[Start Recorded information]

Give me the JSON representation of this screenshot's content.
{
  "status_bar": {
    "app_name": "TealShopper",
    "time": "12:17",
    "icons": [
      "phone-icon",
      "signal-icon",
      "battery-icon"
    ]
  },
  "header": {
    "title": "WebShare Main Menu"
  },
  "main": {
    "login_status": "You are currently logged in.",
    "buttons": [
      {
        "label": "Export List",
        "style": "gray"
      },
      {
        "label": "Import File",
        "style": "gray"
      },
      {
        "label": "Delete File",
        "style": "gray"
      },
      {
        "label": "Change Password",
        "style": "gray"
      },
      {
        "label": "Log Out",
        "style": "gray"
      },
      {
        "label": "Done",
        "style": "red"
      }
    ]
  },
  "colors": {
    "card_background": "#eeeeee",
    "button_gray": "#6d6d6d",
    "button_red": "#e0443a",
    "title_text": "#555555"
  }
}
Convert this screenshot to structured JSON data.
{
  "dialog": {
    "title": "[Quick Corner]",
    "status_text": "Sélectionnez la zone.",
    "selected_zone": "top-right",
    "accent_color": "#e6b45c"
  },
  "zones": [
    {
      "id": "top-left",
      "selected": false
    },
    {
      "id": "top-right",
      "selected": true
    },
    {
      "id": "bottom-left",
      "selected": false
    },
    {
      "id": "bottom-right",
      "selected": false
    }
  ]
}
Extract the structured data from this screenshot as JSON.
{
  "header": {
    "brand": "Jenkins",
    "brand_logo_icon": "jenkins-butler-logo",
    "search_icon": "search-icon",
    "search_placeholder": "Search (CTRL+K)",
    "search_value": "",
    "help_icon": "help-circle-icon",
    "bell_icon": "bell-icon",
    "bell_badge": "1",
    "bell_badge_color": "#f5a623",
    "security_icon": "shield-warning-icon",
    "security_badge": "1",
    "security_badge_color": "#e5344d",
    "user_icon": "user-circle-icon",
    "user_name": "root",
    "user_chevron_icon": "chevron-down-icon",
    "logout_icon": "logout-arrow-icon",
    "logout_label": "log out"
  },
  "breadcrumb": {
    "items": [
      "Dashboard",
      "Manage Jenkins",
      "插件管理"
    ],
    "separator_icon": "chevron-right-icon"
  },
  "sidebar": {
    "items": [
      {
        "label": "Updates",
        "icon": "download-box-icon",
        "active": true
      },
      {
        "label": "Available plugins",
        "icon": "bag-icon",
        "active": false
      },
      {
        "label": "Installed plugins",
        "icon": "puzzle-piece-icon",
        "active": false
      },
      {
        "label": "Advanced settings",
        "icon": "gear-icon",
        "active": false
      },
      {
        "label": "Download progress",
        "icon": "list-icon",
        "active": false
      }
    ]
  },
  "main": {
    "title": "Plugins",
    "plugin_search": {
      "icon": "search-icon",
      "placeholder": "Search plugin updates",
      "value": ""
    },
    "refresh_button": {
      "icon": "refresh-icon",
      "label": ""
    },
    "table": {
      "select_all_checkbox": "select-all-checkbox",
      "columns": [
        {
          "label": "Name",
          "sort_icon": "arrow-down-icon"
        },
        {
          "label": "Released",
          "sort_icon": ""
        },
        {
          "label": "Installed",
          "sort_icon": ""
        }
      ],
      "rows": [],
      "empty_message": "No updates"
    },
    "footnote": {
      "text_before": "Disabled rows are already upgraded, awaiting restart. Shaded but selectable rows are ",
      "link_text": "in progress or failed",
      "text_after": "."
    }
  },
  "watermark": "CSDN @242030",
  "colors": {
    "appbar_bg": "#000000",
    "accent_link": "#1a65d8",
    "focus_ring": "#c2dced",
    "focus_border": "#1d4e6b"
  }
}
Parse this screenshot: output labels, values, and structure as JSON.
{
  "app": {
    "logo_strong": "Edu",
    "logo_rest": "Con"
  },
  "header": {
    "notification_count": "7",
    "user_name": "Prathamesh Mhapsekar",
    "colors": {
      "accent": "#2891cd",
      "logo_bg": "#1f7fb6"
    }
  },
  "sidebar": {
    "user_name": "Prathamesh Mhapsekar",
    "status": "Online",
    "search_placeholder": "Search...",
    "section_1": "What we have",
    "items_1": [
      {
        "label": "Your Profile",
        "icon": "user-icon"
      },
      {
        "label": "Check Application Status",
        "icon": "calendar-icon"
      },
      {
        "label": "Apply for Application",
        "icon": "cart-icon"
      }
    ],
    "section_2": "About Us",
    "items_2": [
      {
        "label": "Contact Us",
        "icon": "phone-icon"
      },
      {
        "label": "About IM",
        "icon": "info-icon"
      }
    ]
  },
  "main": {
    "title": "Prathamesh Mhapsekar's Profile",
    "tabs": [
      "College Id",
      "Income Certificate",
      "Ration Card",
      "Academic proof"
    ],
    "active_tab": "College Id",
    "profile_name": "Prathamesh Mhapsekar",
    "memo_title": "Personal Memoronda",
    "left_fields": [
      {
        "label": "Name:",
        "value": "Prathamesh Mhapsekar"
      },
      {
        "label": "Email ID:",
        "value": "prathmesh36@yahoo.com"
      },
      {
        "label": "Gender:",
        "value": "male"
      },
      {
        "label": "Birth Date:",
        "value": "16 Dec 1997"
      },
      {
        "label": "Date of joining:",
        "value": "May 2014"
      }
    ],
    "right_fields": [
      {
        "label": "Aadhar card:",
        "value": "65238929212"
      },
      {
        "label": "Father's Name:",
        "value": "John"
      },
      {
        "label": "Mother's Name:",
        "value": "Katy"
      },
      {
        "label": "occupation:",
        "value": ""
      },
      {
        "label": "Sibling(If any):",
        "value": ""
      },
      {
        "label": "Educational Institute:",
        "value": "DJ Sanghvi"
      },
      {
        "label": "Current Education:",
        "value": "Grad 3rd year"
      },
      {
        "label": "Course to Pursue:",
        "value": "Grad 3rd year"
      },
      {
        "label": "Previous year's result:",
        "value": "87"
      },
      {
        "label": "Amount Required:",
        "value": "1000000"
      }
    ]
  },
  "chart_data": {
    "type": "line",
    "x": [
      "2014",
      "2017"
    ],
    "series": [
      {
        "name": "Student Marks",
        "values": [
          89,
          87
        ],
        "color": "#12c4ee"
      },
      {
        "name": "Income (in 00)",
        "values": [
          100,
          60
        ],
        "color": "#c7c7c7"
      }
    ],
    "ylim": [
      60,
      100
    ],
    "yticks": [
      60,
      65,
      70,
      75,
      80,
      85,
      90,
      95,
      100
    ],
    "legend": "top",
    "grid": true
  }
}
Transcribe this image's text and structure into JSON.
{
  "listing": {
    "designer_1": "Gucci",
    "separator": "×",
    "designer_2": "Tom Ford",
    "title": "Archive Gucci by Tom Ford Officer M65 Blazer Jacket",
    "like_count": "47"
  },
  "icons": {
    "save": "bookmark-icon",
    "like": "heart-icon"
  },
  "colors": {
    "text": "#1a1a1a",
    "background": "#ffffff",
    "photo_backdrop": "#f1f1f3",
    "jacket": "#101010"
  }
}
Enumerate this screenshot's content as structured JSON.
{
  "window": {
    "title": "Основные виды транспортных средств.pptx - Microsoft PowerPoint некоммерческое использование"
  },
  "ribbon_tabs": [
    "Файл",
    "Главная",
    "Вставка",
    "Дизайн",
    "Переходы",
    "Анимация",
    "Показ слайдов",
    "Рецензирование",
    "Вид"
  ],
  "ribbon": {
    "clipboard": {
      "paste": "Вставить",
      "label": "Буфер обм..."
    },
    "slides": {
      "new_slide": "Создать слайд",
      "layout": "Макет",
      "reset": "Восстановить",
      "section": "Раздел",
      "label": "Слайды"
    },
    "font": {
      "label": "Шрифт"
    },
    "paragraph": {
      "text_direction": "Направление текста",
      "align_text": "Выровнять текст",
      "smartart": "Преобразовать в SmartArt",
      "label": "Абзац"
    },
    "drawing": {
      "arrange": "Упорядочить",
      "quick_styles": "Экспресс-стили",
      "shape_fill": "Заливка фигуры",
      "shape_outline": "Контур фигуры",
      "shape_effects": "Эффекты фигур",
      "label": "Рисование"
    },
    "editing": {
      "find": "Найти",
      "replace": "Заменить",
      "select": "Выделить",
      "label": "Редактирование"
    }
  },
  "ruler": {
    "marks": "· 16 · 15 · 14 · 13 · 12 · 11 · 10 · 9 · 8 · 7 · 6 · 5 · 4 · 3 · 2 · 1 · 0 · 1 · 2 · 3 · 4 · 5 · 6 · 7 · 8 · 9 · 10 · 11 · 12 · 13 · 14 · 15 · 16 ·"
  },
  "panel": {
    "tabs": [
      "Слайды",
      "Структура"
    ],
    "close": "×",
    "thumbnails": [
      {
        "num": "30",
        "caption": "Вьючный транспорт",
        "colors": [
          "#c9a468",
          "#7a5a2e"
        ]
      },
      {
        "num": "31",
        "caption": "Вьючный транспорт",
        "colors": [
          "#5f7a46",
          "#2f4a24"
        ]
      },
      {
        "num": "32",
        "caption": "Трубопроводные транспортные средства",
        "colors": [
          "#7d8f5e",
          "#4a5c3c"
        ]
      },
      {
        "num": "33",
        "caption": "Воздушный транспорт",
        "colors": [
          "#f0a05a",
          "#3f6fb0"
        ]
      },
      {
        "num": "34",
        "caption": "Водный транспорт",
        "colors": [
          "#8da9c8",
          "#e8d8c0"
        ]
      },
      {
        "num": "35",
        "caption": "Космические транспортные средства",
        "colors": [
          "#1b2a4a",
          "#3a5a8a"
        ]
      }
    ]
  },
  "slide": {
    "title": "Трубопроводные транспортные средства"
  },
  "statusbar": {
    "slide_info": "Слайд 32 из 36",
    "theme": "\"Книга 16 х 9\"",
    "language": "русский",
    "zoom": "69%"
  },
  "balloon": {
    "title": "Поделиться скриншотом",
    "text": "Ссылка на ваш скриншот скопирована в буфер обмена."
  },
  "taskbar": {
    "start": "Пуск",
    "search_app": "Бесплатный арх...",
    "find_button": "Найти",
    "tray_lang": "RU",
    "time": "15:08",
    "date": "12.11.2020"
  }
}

[End Recorded information]

Work to be completed:
Look through the entries and find each line that has the string "фигуры". Copy those lines.

Finished task:
      "shape_fill": "Заливка фигуры",
      "shape_outline": "Контур фигуры",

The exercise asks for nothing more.